[Recorded data]
──────────
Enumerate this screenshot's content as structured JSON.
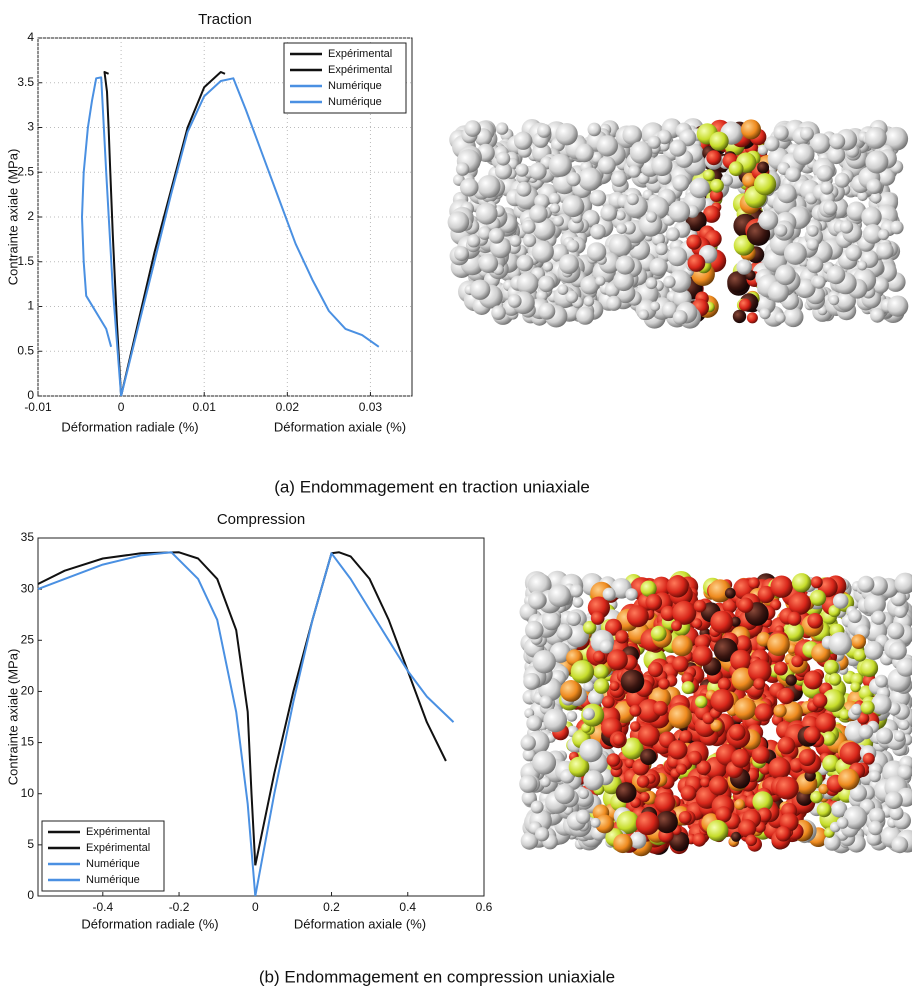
{
  "chart_data": [
    {
      "type": "line",
      "title": "Traction",
      "ylabel": "Contrainte axiale (MPa)",
      "xlabels": [
        "Déformation radiale (%)",
        "Déformation axiale (%)"
      ],
      "xlim": [
        -0.01,
        0.035
      ],
      "xticks": [
        -0.01,
        0,
        0.01,
        0.02,
        0.03
      ],
      "ylim": [
        0,
        4
      ],
      "yticks": [
        0,
        0.5,
        1,
        1.5,
        2,
        2.5,
        3,
        3.5,
        4
      ],
      "grid": true,
      "legend": "upper right",
      "series": [
        {
          "name": "Expérimental",
          "color": "#111111",
          "x": [
            0,
            -0.0005,
            -0.001,
            -0.0013,
            -0.0015,
            -0.0017,
            -0.002,
            -0.0015
          ],
          "values": [
            0,
            0.8,
            1.8,
            2.5,
            3.0,
            3.4,
            3.62,
            3.6
          ]
        },
        {
          "name": "Expérimental",
          "color": "#111111",
          "x": [
            0,
            0.002,
            0.004,
            0.006,
            0.008,
            0.01,
            0.012,
            0.0125
          ],
          "values": [
            0,
            0.8,
            1.6,
            2.3,
            3.0,
            3.45,
            3.62,
            3.6
          ]
        },
        {
          "name": "Numérique",
          "color": "#4a90e2",
          "x": [
            -0.0012,
            -0.0018,
            -0.0042,
            -0.0045,
            -0.0047,
            -0.0045,
            -0.004,
            -0.0035,
            -0.003,
            -0.0024,
            -0.0018,
            -0.001,
            0
          ],
          "values": [
            0.55,
            0.75,
            1.12,
            1.5,
            2.0,
            2.5,
            3.0,
            3.3,
            3.55,
            3.56,
            2.5,
            1.2,
            0
          ]
        },
        {
          "name": "Numérique",
          "color": "#4a90e2",
          "x": [
            0,
            0.002,
            0.004,
            0.006,
            0.008,
            0.01,
            0.012,
            0.0135,
            0.015,
            0.017,
            0.019,
            0.021,
            0.023,
            0.025,
            0.027,
            0.029,
            0.031
          ],
          "values": [
            0,
            0.75,
            1.5,
            2.25,
            2.95,
            3.35,
            3.52,
            3.55,
            3.2,
            2.7,
            2.2,
            1.7,
            1.3,
            0.95,
            0.75,
            0.68,
            0.55
          ]
        }
      ]
    },
    {
      "type": "line",
      "title": "Compression",
      "ylabel": "Contrainte axiale (MPa)",
      "xlabels": [
        "Déformation radiale (%)",
        "Déformation axiale (%)"
      ],
      "xlim": [
        -0.57,
        0.6
      ],
      "xticks": [
        -0.4,
        -0.2,
        0,
        0.2,
        0.4,
        0.6
      ],
      "ylim": [
        0,
        35
      ],
      "yticks": [
        0,
        5,
        10,
        15,
        20,
        25,
        30,
        35
      ],
      "grid": false,
      "legend": "lower left",
      "series": [
        {
          "name": "Expérimental",
          "color": "#111111",
          "x": [
            -0.57,
            -0.5,
            -0.4,
            -0.3,
            -0.2,
            -0.15,
            -0.1,
            -0.05,
            -0.02,
            -0.01,
            0
          ],
          "values": [
            30.5,
            31.8,
            33,
            33.5,
            33.6,
            33,
            31,
            26,
            18,
            10,
            3
          ]
        },
        {
          "name": "Expérimental",
          "color": "#111111",
          "x": [
            0,
            0.05,
            0.1,
            0.15,
            0.2,
            0.22,
            0.25,
            0.3,
            0.35,
            0.4,
            0.45,
            0.5
          ],
          "values": [
            3,
            12,
            20,
            27,
            33.5,
            33.6,
            33.2,
            31,
            27,
            22,
            17,
            13.2
          ]
        },
        {
          "name": "Numérique",
          "color": "#4a90e2",
          "x": [
            -0.57,
            -0.5,
            -0.4,
            -0.3,
            -0.22,
            -0.15,
            -0.1,
            -0.05,
            -0.02,
            0
          ],
          "values": [
            30,
            31,
            32.4,
            33.3,
            33.6,
            31,
            27,
            18,
            9,
            0
          ]
        },
        {
          "name": "Numérique",
          "color": "#4a90e2",
          "x": [
            0,
            0.05,
            0.1,
            0.15,
            0.2,
            0.25,
            0.3,
            0.35,
            0.4,
            0.45,
            0.52
          ],
          "values": [
            0,
            10,
            19,
            27,
            33.5,
            31,
            28,
            25,
            22,
            19.5,
            17
          ]
        }
      ]
    }
  ],
  "captions": [
    "(a)   Endommagement en traction uniaxiale",
    "(b)   Endommagement en compression uniaxiale"
  ]
}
──────────
● What is asked: Quote the material in full and exactly; do not carry over its pictures.

● Solution to the problem:
Enumerate this screenshot's content as structured JSON.
{
  "chart_data": [
    {
      "type": "line",
      "title": "Traction",
      "ylabel": "Contrainte axiale (MPa)",
      "xlabels": [
        "Déformation radiale (%)",
        "Déformation axiale (%)"
      ],
      "xlim": [
        -0.01,
        0.035
      ],
      "xticks": [
        -0.01,
        0,
        0.01,
        0.02,
        0.03
      ],
      "ylim": [
        0,
        4
      ],
      "yticks": [
        0,
        0.5,
        1,
        1.5,
        2,
        2.5,
        3,
        3.5,
        4
      ],
      "grid": true,
      "legend": "upper right",
      "series": [
        {
          "name": "Expérimental",
          "color": "#111111",
          "x": [
            0,
            -0.0005,
            -0.001,
            -0.0013,
            -0.0015,
            -0.0017,
            -0.002,
            -0.0015
          ],
          "values": [
            0,
            0.8,
            1.8,
            2.5,
            3.0,
            3.4,
            3.62,
            3.6
          ]
        },
        {
          "name": "Expérimental",
          "color": "#111111",
          "x": [
            0,
            0.002,
            0.004,
            0.006,
            0.008,
            0.01,
            0.012,
            0.0125
          ],
          "values": [
            0,
            0.8,
            1.6,
            2.3,
            3.0,
            3.45,
            3.62,
            3.6
          ]
        },
        {
          "name": "Numérique",
          "color": "#4a90e2",
          "x": [
            -0.0012,
            -0.0018,
            -0.0042,
            -0.0045,
            -0.0047,
            -0.0045,
            -0.004,
            -0.0035,
            -0.003,
            -0.0024,
            -0.0018,
            -0.001,
            0
          ],
          "values": [
            0.55,
            0.75,
            1.12,
            1.5,
            2.0,
            2.5,
            3.0,
            3.3,
            3.55,
            3.56,
            2.5,
            1.2,
            0
          ]
        },
        {
          "name": "Numérique",
          "color": "#4a90e2",
          "x": [
            0,
            0.002,
            0.004,
            0.006,
            0.008,
            0.01,
            0.012,
            0.0135,
            0.015,
            0.017,
            0.019,
            0.021,
            0.023,
            0.025,
            0.027,
            0.029,
            0.031
          ],
          "values": [
            0,
            0.75,
            1.5,
            2.25,
            2.95,
            3.35,
            3.52,
            3.55,
            3.2,
            2.7,
            2.2,
            1.7,
            1.3,
            0.95,
            0.75,
            0.68,
            0.55
          ]
        }
      ]
    },
    {
      "type": "line",
      "title": "Compression",
      "ylabel": "Contrainte axiale (MPa)",
      "xlabels": [
        "Déformation radiale (%)",
        "Déformation axiale (%)"
      ],
      "xlim": [
        -0.57,
        0.6
      ],
      "xticks": [
        -0.4,
        -0.2,
        0,
        0.2,
        0.4,
        0.6
      ],
      "ylim": [
        0,
        35
      ],
      "yticks": [
        0,
        5,
        10,
        15,
        20,
        25,
        30,
        35
      ],
      "grid": false,
      "legend": "lower left",
      "series": [
        {
          "name": "Expérimental",
          "color": "#111111",
          "x": [
            -0.57,
            -0.5,
            -0.4,
            -0.3,
            -0.2,
            -0.15,
            -0.1,
            -0.05,
            -0.02,
            -0.01,
            0
          ],
          "values": [
            30.5,
            31.8,
            33,
            33.5,
            33.6,
            33,
            31,
            26,
            18,
            10,
            3
          ]
        },
        {
          "name": "Expérimental",
          "color": "#111111",
          "x": [
            0,
            0.05,
            0.1,
            0.15,
            0.2,
            0.22,
            0.25,
            0.3,
            0.35,
            0.4,
            0.45,
            0.5
          ],
          "values": [
            3,
            12,
            20,
            27,
            33.5,
            33.6,
            33.2,
            31,
            27,
            22,
            17,
            13.2
          ]
        },
        {
          "name": "Numérique",
          "color": "#4a90e2",
          "x": [
            -0.57,
            -0.5,
            -0.4,
            -0.3,
            -0.22,
            -0.15,
            -0.1,
            -0.05,
            -0.02,
            0
          ],
          "values": [
            30,
            31,
            32.4,
            33.3,
            33.6,
            31,
            27,
            18,
            9,
            0
          ]
        },
        {
          "name": "Numérique",
          "color": "#4a90e2",
          "x": [
            0,
            0.05,
            0.1,
            0.15,
            0.2,
            0.25,
            0.3,
            0.35,
            0.4,
            0.45,
            0.52
          ],
          "values": [
            0,
            10,
            19,
            27,
            33.5,
            31,
            28,
            25,
            22,
            19.5,
            17
          ]
        }
      ]
    }
  ],
  "captions": [
    "(a)   Endommagement en traction uniaxiale",
    "(b)   Endommagement en compression uniaxiale"
  ]
}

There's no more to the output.